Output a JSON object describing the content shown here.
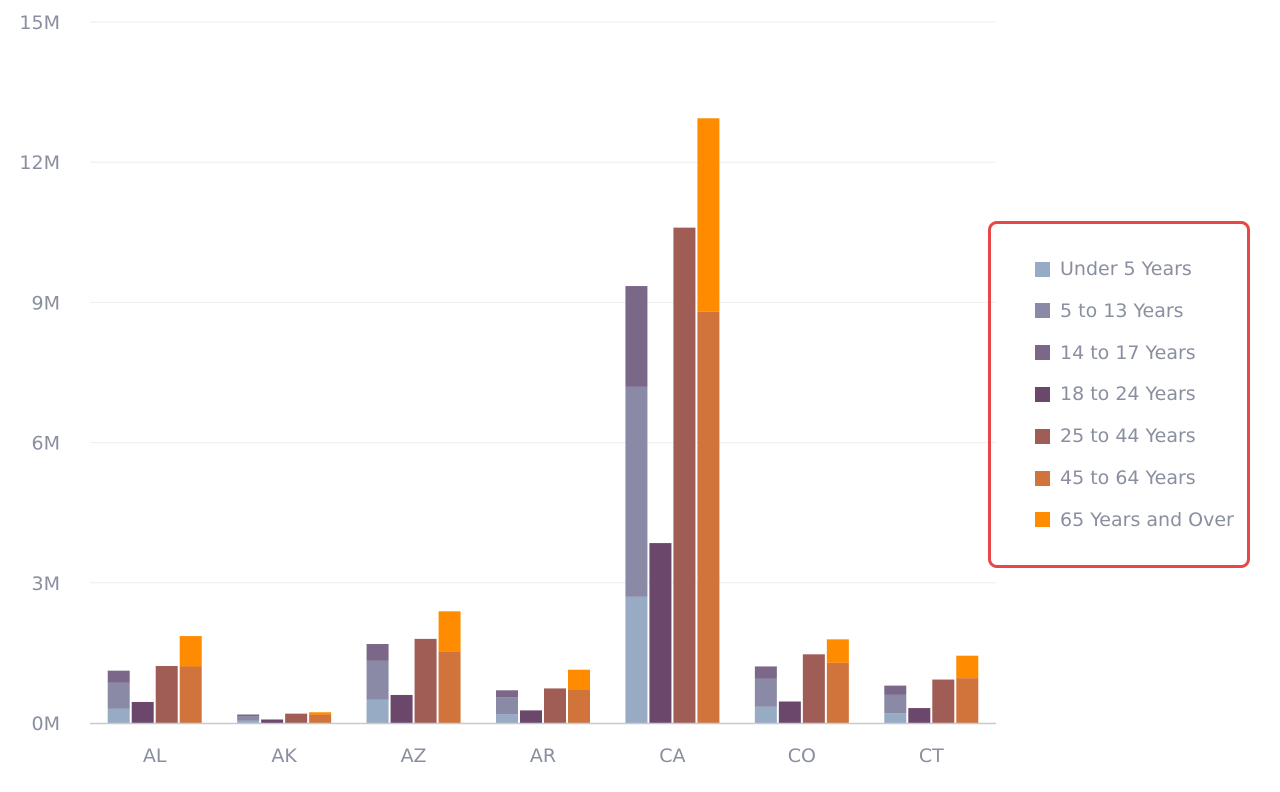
{
  "chart_data": {
    "type": "bar",
    "stacked_groups": true,
    "categories": [
      "AL",
      "AK",
      "AZ",
      "AR",
      "CA",
      "CO",
      "CT"
    ],
    "y_ticks": [
      "0M",
      "3M",
      "6M",
      "9M",
      "12M",
      "15M"
    ],
    "ylim": [
      0,
      15000000
    ],
    "grid": true,
    "legend_position": "right",
    "series": [
      {
        "name": "Under 5 Years",
        "color": "#98abc5",
        "stack": "A",
        "values": [
          310000,
          52000,
          500000,
          190000,
          2700000,
          350000,
          210000
        ]
      },
      {
        "name": "5 to 13 Years",
        "color": "#8a89a6",
        "stack": "A",
        "values": [
          550000,
          90000,
          830000,
          360000,
          4500000,
          600000,
          400000
        ]
      },
      {
        "name": "14 to 17 Years",
        "color": "#7b6888",
        "stack": "A",
        "values": [
          260000,
          40000,
          360000,
          150000,
          2150000,
          260000,
          190000
        ]
      },
      {
        "name": "18 to 24 Years",
        "color": "#6b486b",
        "stack": "B",
        "values": [
          450000,
          75000,
          600000,
          270000,
          3850000,
          460000,
          320000
        ]
      },
      {
        "name": "25 to 44 Years",
        "color": "#a05d56",
        "stack": "C",
        "values": [
          1220000,
          200000,
          1800000,
          740000,
          10600000,
          1470000,
          930000
        ]
      },
      {
        "name": "45 to 64 Years",
        "color": "#d0743c",
        "stack": "D",
        "values": [
          1210000,
          180000,
          1520000,
          720000,
          8800000,
          1290000,
          960000
        ]
      },
      {
        "name": "65 Years and Over",
        "color": "#ff8c00",
        "stack": "D",
        "values": [
          650000,
          50000,
          870000,
          420000,
          4140000,
          500000,
          480000
        ]
      }
    ]
  }
}
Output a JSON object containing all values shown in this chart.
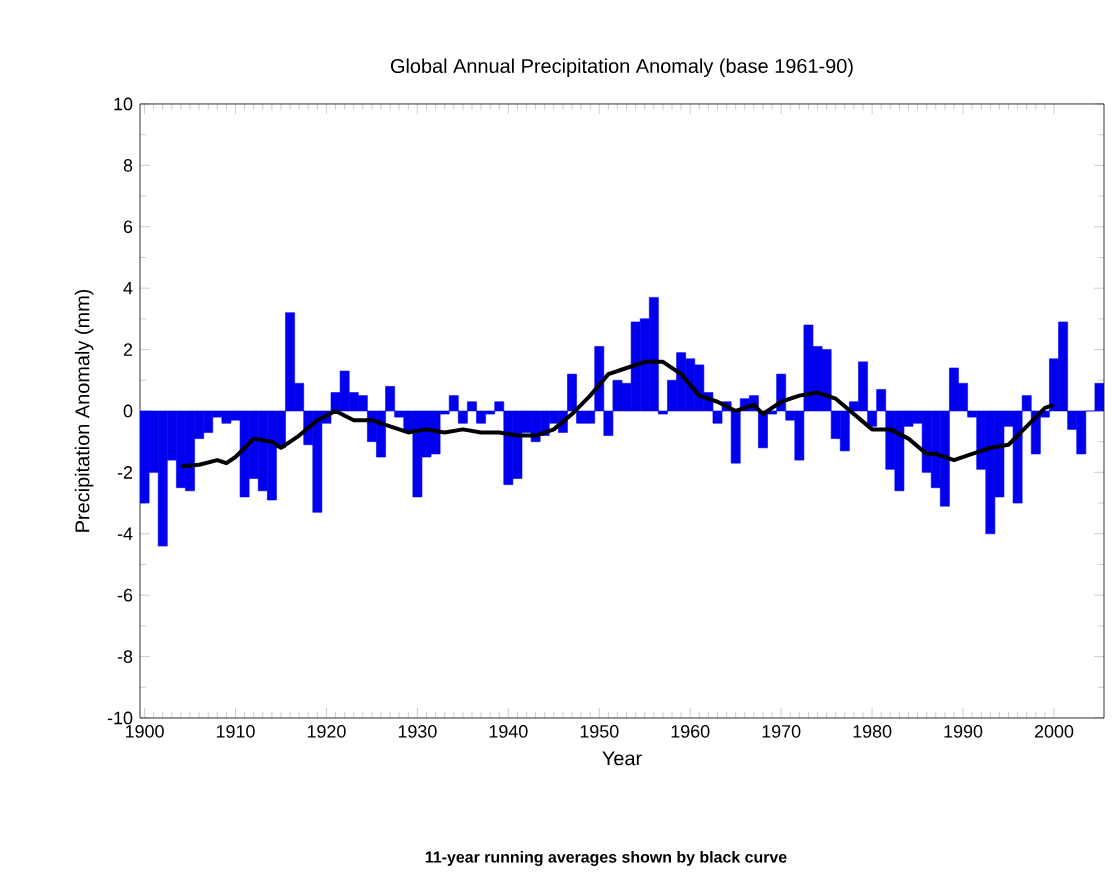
{
  "chart_data": {
    "type": "bar",
    "title": "Global Annual Precipitation Anomaly (base 1961-90)",
    "xlabel": "Year",
    "ylabel": "Precipitation Anomaly (mm)",
    "annotations": [
      "11-year running averages shown by black curve"
    ],
    "x": [
      1900,
      1901,
      1902,
      1903,
      1904,
      1905,
      1906,
      1907,
      1908,
      1909,
      1910,
      1911,
      1912,
      1913,
      1914,
      1915,
      1916,
      1917,
      1918,
      1919,
      1920,
      1921,
      1922,
      1923,
      1924,
      1925,
      1926,
      1927,
      1928,
      1929,
      1930,
      1931,
      1932,
      1933,
      1934,
      1935,
      1936,
      1937,
      1938,
      1939,
      1940,
      1941,
      1942,
      1943,
      1944,
      1945,
      1946,
      1947,
      1948,
      1949,
      1950,
      1951,
      1952,
      1953,
      1954,
      1955,
      1956,
      1957,
      1958,
      1959,
      1960,
      1961,
      1962,
      1963,
      1964,
      1965,
      1966,
      1967,
      1968,
      1969,
      1970,
      1971,
      1972,
      1973,
      1974,
      1975,
      1976,
      1977,
      1978,
      1979,
      1980,
      1981,
      1982,
      1983,
      1984,
      1985,
      1986,
      1987,
      1988,
      1989,
      1990,
      1991,
      1992,
      1993,
      1994,
      1995,
      1996,
      1997,
      1998,
      1999,
      2000,
      2001,
      2002,
      2003,
      2004,
      2005
    ],
    "series": [
      {
        "color": "#0000ee",
        "values": [
          -3.0,
          -2.0,
          -4.4,
          -1.6,
          -2.5,
          -2.6,
          -0.9,
          -0.7,
          -0.2,
          -0.4,
          -0.3,
          -2.8,
          -2.2,
          -2.6,
          -2.9,
          -1.2,
          3.2,
          0.9,
          -1.1,
          -3.3,
          -0.4,
          0.6,
          1.3,
          0.6,
          0.5,
          -1.0,
          -1.5,
          0.8,
          -0.2,
          -0.7,
          -2.8,
          -1.5,
          -1.4,
          -0.1,
          0.5,
          -0.4,
          0.3,
          -0.4,
          -0.1,
          0.3,
          -2.4,
          -2.2,
          -0.7,
          -1.0,
          -0.8,
          -0.4,
          -0.7,
          1.2,
          -0.4,
          -0.4,
          2.1,
          -0.8,
          1.0,
          0.9,
          2.9,
          3.0,
          3.7,
          -0.1,
          1.0,
          1.9,
          1.7,
          1.5,
          0.6,
          -0.4,
          0.3,
          -1.7,
          0.4,
          0.5,
          -1.2,
          -0.1,
          1.2,
          -0.3,
          -1.6,
          2.8,
          2.1,
          2.0,
          -0.9,
          -1.3,
          0.3,
          1.6,
          -0.5,
          0.7,
          -1.9,
          -2.6,
          -0.5,
          -0.4,
          -2.0,
          -2.5,
          -3.1,
          1.4,
          0.9,
          -0.2,
          -1.9,
          -4.0,
          -2.8,
          -0.5,
          -3.0,
          0.5,
          -1.4,
          -0.2,
          1.7,
          2.9,
          -0.6,
          -1.4,
          0.0,
          0.9
        ]
      },
      {
        "type": "line",
        "color": "#000000",
        "x": [
          1904,
          1906,
          1908,
          1909,
          1910,
          1912,
          1914,
          1915,
          1917,
          1919,
          1921,
          1923,
          1925,
          1927,
          1929,
          1931,
          1933,
          1935,
          1937,
          1939,
          1941,
          1943,
          1945,
          1947,
          1949,
          1951,
          1953,
          1955,
          1957,
          1959,
          1961,
          1963,
          1965,
          1967,
          1968,
          1970,
          1972,
          1974,
          1976,
          1978,
          1980,
          1982,
          1984,
          1986,
          1987,
          1989,
          1991,
          1993,
          1995,
          1997,
          1999,
          2000
        ],
        "values": [
          -1.8,
          -1.75,
          -1.6,
          -1.7,
          -1.5,
          -0.9,
          -1.0,
          -1.2,
          -0.8,
          -0.3,
          0.0,
          -0.3,
          -0.3,
          -0.5,
          -0.7,
          -0.6,
          -0.7,
          -0.6,
          -0.7,
          -0.7,
          -0.8,
          -0.8,
          -0.6,
          -0.1,
          0.5,
          1.2,
          1.4,
          1.6,
          1.6,
          1.2,
          0.5,
          0.3,
          0.0,
          0.2,
          -0.1,
          0.3,
          0.5,
          0.6,
          0.4,
          -0.1,
          -0.6,
          -0.6,
          -0.9,
          -1.4,
          -1.4,
          -1.6,
          -1.4,
          -1.2,
          -1.1,
          -0.5,
          0.1,
          0.2
        ]
      }
    ],
    "xlim": [
      1899.5,
      2005.5
    ],
    "ylim": [
      -10,
      10
    ],
    "xticks": [
      1900,
      1910,
      1920,
      1930,
      1940,
      1950,
      1960,
      1970,
      1980,
      1990,
      2000
    ],
    "yticks": [
      -10,
      -8,
      -6,
      -4,
      -2,
      0,
      2,
      4,
      6,
      8,
      10
    ]
  }
}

========================================================================

● **Exercise directions**
Write out each line again precisely as it appears, skipping every picture.

● **Output below**
Output a JSON object describing the content shown here.
{
  "chart_data": {
    "type": "bar",
    "stacked_groups": true,
    "categories": [
      "AL",
      "AK",
      "AZ",
      "AR",
      "CA",
      "CO",
      "CT"
    ],
    "y_ticks": [
      "0M",
      "3M",
      "6M",
      "9M",
      "12M",
      "15M"
    ],
    "ylim": [
      0,
      15000000
    ],
    "grid": true,
    "legend_position": "right",
    "series": [
      {
        "name": "Under 5 Years",
        "color": "#98abc5",
        "stack": "A",
        "values": [
          310000,
          52000,
          500000,
          190000,
          2700000,
          350000,
          210000
        ]
      },
      {
        "name": "5 to 13 Years",
        "color": "#8a89a6",
        "stack": "A",
        "values": [
          550000,
          90000,
          830000,
          360000,
          4500000,
          600000,
          400000
        ]
      },
      {
        "name": "14 to 17 Years",
        "color": "#7b6888",
        "stack": "A",
        "values": [
          260000,
          40000,
          360000,
          150000,
          2150000,
          260000,
          190000
        ]
      },
      {
        "name": "18 to 24 Years",
        "color": "#6b486b",
        "stack": "B",
        "values": [
          450000,
          75000,
          600000,
          270000,
          3850000,
          460000,
          320000
        ]
      },
      {
        "name": "25 to 44 Years",
        "color": "#a05d56",
        "stack": "C",
        "values": [
          1220000,
          200000,
          1800000,
          740000,
          10600000,
          1470000,
          930000
        ]
      },
      {
        "name": "45 to 64 Years",
        "color": "#d0743c",
        "stack": "D",
        "values": [
          1210000,
          180000,
          1520000,
          720000,
          8800000,
          1290000,
          960000
        ]
      },
      {
        "name": "65 Years and Over",
        "color": "#ff8c00",
        "stack": "D",
        "values": [
          650000,
          50000,
          870000,
          420000,
          4140000,
          500000,
          480000
        ]
      }
    ]
  }
}
Output a JSON object containing all values shown in this chart.
{
  "chart_data": {
    "type": "bar",
    "title": "Global Annual Precipitation Anomaly (base 1961-90)",
    "xlabel": "Year",
    "ylabel": "Precipitation Anomaly (mm)",
    "annotations": [
      "11-year running averages shown by black curve"
    ],
    "x": [
      1900,
      1901,
      1902,
      1903,
      1904,
      1905,
      1906,
      1907,
      1908,
      1909,
      1910,
      1911,
      1912,
      1913,
      1914,
      1915,
      1916,
      1917,
      1918,
      1919,
      1920,
      1921,
      1922,
      1923,
      1924,
      1925,
      1926,
      1927,
      1928,
      1929,
      1930,
      1931,
      1932,
      1933,
      1934,
      1935,
      1936,
      1937,
      1938,
      1939,
      1940,
      1941,
      1942,
      1943,
      1944,
      1945,
      1946,
      1947,
      1948,
      1949,
      1950,
      1951,
      1952,
      1953,
      1954,
      1955,
      1956,
      1957,
      1958,
      1959,
      1960,
      1961,
      1962,
      1963,
      1964,
      1965,
      1966,
      1967,
      1968,
      1969,
      1970,
      1971,
      1972,
      1973,
      1974,
      1975,
      1976,
      1977,
      1978,
      1979,
      1980,
      1981,
      1982,
      1983,
      1984,
      1985,
      1986,
      1987,
      1988,
      1989,
      1990,
      1991,
      1992,
      1993,
      1994,
      1995,
      1996,
      1997,
      1998,
      1999,
      2000,
      2001,
      2002,
      2003,
      2004,
      2005
    ],
    "series": [
      {
        "color": "#0000ee",
        "values": [
          -3.0,
          -2.0,
          -4.4,
          -1.6,
          -2.5,
          -2.6,
          -0.9,
          -0.7,
          -0.2,
          -0.4,
          -0.3,
          -2.8,
          -2.2,
          -2.6,
          -2.9,
          -1.2,
          3.2,
          0.9,
          -1.1,
          -3.3,
          -0.4,
          0.6,
          1.3,
          0.6,
          0.5,
          -1.0,
          -1.5,
          0.8,
          -0.2,
          -0.7,
          -2.8,
          -1.5,
          -1.4,
          -0.1,
          0.5,
          -0.4,
          0.3,
          -0.4,
          -0.1,
          0.3,
          -2.4,
          -2.2,
          -0.7,
          -1.0,
          -0.8,
          -0.4,
          -0.7,
          1.2,
          -0.4,
          -0.4,
          2.1,
          -0.8,
          1.0,
          0.9,
          2.9,
          3.0,
          3.7,
          -0.1,
          1.0,
          1.9,
          1.7,
          1.5,
          0.6,
          -0.4,
          0.3,
          -1.7,
          0.4,
          0.5,
          -1.2,
          -0.1,
          1.2,
          -0.3,
          -1.6,
          2.8,
          2.1,
          2.0,
          -0.9,
          -1.3,
          0.3,
          1.6,
          -0.5,
          0.7,
          -1.9,
          -2.6,
          -0.5,
          -0.4,
          -2.0,
          -2.5,
          -3.1,
          1.4,
          0.9,
          -0.2,
          -1.9,
          -4.0,
          -2.8,
          -0.5,
          -3.0,
          0.5,
          -1.4,
          -0.2,
          1.7,
          2.9,
          -0.6,
          -1.4,
          0.0,
          0.9
        ]
      },
      {
        "type": "line",
        "color": "#000000",
        "x": [
          1904,
          1906,
          1908,
          1909,
          1910,
          1912,
          1914,
          1915,
          1917,
          1919,
          1921,
          1923,
          1925,
          1927,
          1929,
          1931,
          1933,
          1935,
          1937,
          1939,
          1941,
          1943,
          1945,
          1947,
          1949,
          1951,
          1953,
          1955,
          1957,
          1959,
          1961,
          1963,
          1965,
          1967,
          1968,
          1970,
          1972,
          1974,
          1976,
          1978,
          1980,
          1982,
          1984,
          1986,
          1987,
          1989,
          1991,
          1993,
          1995,
          1997,
          1999,
          2000
        ],
        "values": [
          -1.8,
          -1.75,
          -1.6,
          -1.7,
          -1.5,
          -0.9,
          -1.0,
          -1.2,
          -0.8,
          -0.3,
          0.0,
          -0.3,
          -0.3,
          -0.5,
          -0.7,
          -0.6,
          -0.7,
          -0.6,
          -0.7,
          -0.7,
          -0.8,
          -0.8,
          -0.6,
          -0.1,
          0.5,
          1.2,
          1.4,
          1.6,
          1.6,
          1.2,
          0.5,
          0.3,
          0.0,
          0.2,
          -0.1,
          0.3,
          0.5,
          0.6,
          0.4,
          -0.1,
          -0.6,
          -0.6,
          -0.9,
          -1.4,
          -1.4,
          -1.6,
          -1.4,
          -1.2,
          -1.1,
          -0.5,
          0.1,
          0.2
        ]
      }
    ],
    "xlim": [
      1899.5,
      2005.5
    ],
    "ylim": [
      -10,
      10
    ],
    "xticks": [
      1900,
      1910,
      1920,
      1930,
      1940,
      1950,
      1960,
      1970,
      1980,
      1990,
      2000
    ],
    "yticks": [
      -10,
      -8,
      -6,
      -4,
      -2,
      0,
      2,
      4,
      6,
      8,
      10
    ]
  }
}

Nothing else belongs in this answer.